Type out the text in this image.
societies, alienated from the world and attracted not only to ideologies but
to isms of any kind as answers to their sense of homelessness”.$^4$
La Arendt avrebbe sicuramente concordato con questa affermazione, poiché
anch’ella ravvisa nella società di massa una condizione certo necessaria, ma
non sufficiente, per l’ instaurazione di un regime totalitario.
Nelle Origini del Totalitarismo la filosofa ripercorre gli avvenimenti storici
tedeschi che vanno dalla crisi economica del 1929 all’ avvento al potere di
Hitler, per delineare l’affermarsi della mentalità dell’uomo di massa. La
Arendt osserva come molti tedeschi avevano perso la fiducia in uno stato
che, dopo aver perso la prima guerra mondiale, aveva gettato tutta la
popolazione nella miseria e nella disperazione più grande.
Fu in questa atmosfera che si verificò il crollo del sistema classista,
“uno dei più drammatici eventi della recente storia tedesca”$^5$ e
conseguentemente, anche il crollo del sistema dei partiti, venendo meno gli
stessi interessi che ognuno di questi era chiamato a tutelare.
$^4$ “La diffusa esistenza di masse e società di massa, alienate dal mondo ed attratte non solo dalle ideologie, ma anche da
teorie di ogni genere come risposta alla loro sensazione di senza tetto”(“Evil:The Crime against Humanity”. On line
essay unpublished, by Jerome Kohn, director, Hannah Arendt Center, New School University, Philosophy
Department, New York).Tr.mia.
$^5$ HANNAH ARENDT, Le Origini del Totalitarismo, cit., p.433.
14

Written task
Extract each entry in full, exactly as given.

Output of the task
Type out the text in this image.
societies, alienated from the world and attracted not only to ideologies but
to isms of any kind as answers to their sense of homelessness”.$^4$
La Arendt avrebbe sicuramente concordato con questa affermazione, poiché
anch’ella ravvisa nella società di massa una condizione certo necessaria, ma
non sufficiente, per l’ instaurazione di un regime totalitario.
Nelle Origini del Totalitarismo la filosofa ripercorre gli avvenimenti storici
tedeschi che vanno dalla crisi economica del 1929 all’ avvento al potere di
Hitler, per delineare l’affermarsi della mentalità dell’uomo di massa. La
Arendt osserva come molti tedeschi avevano perso la fiducia in uno stato
che, dopo aver perso la prima guerra mondiale, aveva gettato tutta la
popolazione nella miseria e nella disperazione più grande.
Fu in questa atmosfera che si verificò il crollo del sistema classista,
“uno dei più drammatici eventi della recente storia tedesca”$^5$ e
conseguentemente, anche il crollo del sistema dei partiti, venendo meno gli
stessi interessi che ognuno di questi era chiamato a tutelare.
$^4$ “La diffusa esistenza di masse e società di massa, alienate dal mondo ed attratte non solo dalle ideologie, ma anche da
teorie di ogni genere come risposta alla loro sensazione di senza tetto”(“Evil:The Crime against Humanity”. On line
essay unpublished, by Jerome Kohn, director, Hannah Arendt Center, New School University, Philosophy
Department, New York).Tr.mia.
$^5$ HANNAH ARENDT, Le Origini del Totalitarismo, cit., p.433.
14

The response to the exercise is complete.